DATASET EXCERPTS
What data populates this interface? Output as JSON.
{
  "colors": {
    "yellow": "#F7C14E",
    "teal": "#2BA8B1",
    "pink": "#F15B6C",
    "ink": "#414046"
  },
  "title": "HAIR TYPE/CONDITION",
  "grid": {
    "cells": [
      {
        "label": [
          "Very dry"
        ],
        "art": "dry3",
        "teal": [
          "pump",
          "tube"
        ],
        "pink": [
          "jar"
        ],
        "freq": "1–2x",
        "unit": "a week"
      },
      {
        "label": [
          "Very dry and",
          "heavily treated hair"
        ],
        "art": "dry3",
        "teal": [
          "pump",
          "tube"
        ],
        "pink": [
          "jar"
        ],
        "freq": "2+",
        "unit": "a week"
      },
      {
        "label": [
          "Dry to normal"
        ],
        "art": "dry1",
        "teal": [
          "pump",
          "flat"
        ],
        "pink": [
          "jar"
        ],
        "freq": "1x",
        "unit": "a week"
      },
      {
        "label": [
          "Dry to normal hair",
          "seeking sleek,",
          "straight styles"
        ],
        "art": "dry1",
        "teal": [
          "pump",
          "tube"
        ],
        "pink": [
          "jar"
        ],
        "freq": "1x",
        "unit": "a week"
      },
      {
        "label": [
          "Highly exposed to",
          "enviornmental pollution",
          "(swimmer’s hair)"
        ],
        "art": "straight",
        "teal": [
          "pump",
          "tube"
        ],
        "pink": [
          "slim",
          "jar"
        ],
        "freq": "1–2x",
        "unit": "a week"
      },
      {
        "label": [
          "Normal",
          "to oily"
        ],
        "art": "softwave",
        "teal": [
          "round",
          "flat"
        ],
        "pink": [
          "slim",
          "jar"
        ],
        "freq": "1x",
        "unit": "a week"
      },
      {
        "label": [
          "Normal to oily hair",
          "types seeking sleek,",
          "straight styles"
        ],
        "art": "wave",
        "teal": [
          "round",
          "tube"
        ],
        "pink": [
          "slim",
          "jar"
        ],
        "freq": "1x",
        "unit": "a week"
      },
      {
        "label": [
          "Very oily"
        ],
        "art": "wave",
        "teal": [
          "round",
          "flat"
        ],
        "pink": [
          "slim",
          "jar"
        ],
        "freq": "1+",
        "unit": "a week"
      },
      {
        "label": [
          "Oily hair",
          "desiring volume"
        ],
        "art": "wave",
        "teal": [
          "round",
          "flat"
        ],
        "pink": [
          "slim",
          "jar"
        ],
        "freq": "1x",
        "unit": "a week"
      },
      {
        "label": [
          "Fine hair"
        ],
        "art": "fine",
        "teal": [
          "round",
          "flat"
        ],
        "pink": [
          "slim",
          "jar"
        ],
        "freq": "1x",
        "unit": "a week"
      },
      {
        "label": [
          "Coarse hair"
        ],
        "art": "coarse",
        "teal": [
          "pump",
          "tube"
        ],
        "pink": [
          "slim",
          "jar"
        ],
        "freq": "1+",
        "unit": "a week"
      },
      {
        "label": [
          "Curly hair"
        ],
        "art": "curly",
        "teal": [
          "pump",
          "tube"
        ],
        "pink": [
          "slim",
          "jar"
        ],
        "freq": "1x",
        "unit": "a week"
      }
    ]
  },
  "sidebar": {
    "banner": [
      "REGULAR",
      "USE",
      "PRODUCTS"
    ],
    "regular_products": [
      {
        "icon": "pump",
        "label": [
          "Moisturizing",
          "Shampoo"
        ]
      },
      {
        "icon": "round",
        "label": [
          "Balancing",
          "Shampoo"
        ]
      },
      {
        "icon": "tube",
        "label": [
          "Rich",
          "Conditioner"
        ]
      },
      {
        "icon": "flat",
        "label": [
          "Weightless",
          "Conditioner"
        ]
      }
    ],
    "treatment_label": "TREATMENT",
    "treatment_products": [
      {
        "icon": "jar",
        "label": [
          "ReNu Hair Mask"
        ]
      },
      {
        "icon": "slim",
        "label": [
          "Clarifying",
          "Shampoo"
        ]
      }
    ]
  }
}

WHAT THIS TASK INVOLVES
Reproduce all the data word for word.

RESPONSE TO THE TASK
What data populates this interface? Output as JSON.
{
  "colors": {
    "yellow": "#F7C14E",
    "teal": "#2BA8B1",
    "pink": "#F15B6C",
    "ink": "#414046"
  },
  "title": "HAIR TYPE/CONDITION",
  "grid": {
    "cells": [
      {
        "label": [
          "Very dry"
        ],
        "art": "dry3",
        "teal": [
          "pump",
          "tube"
        ],
        "pink": [
          "jar"
        ],
        "freq": "1–2x",
        "unit": "a week"
      },
      {
        "label": [
          "Very dry and",
          "heavily treated hair"
        ],
        "art": "dry3",
        "teal": [
          "pump",
          "tube"
        ],
        "pink": [
          "jar"
        ],
        "freq": "2+",
        "unit": "a week"
      },
      {
        "label": [
          "Dry to normal"
        ],
        "art": "dry1",
        "teal": [
          "pump",
          "flat"
        ],
        "pink": [
          "jar"
        ],
        "freq": "1x",
        "unit": "a week"
      },
      {
        "label": [
          "Dry to normal hair",
          "seeking sleek,",
          "straight styles"
        ],
        "art": "dry1",
        "teal": [
          "pump",
          "tube"
        ],
        "pink": [
          "jar"
        ],
        "freq": "1x",
        "unit": "a week"
      },
      {
        "label": [
          "Highly exposed to",
          "enviornmental pollution",
          "(swimmer’s hair)"
        ],
        "art": "straight",
        "teal": [
          "pump",
          "tube"
        ],
        "pink": [
          "slim",
          "jar"
        ],
        "freq": "1–2x",
        "unit": "a week"
      },
      {
        "label": [
          "Normal",
          "to oily"
        ],
        "art": "softwave",
        "teal": [
          "round",
          "flat"
        ],
        "pink": [
          "slim",
          "jar"
        ],
        "freq": "1x",
        "unit": "a week"
      },
      {
        "label": [
          "Normal to oily hair",
          "types seeking sleek,",
          "straight styles"
        ],
        "art": "wave",
        "teal": [
          "round",
          "tube"
        ],
        "pink": [
          "slim",
          "jar"
        ],
        "freq": "1x",
        "unit": "a week"
      },
      {
        "label": [
          "Very oily"
        ],
        "art": "wave",
        "teal": [
          "round",
          "flat"
        ],
        "pink": [
          "slim",
          "jar"
        ],
        "freq": "1+",
        "unit": "a week"
      },
      {
        "label": [
          "Oily hair",
          "desiring volume"
        ],
        "art": "wave",
        "teal": [
          "round",
          "flat"
        ],
        "pink": [
          "slim",
          "jar"
        ],
        "freq": "1x",
        "unit": "a week"
      },
      {
        "label": [
          "Fine hair"
        ],
        "art": "fine",
        "teal": [
          "round",
          "flat"
        ],
        "pink": [
          "slim",
          "jar"
        ],
        "freq": "1x",
        "unit": "a week"
      },
      {
        "label": [
          "Coarse hair"
        ],
        "art": "coarse",
        "teal": [
          "pump",
          "tube"
        ],
        "pink": [
          "slim",
          "jar"
        ],
        "freq": "1+",
        "unit": "a week"
      },
      {
        "label": [
          "Curly hair"
        ],
        "art": "curly",
        "teal": [
          "pump",
          "tube"
        ],
        "pink": [
          "slim",
          "jar"
        ],
        "freq": "1x",
        "unit": "a week"
      }
    ]
  },
  "sidebar": {
    "banner": [
      "REGULAR",
      "USE",
      "PRODUCTS"
    ],
    "regular_products": [
      {
        "icon": "pump",
        "label": [
          "Moisturizing",
          "Shampoo"
        ]
      },
      {
        "icon": "round",
        "label": [
          "Balancing",
          "Shampoo"
        ]
      },
      {
        "icon": "tube",
        "label": [
          "Rich",
          "Conditioner"
        ]
      },
      {
        "icon": "flat",
        "label": [
          "Weightless",
          "Conditioner"
        ]
      }
    ],
    "treatment_label": "TREATMENT",
    "treatment_products": [
      {
        "icon": "jar",
        "label": [
          "ReNu Hair Mask"
        ]
      },
      {
        "icon": "slim",
        "label": [
          "Clarifying",
          "Shampoo"
        ]
      }
    ]
  }
}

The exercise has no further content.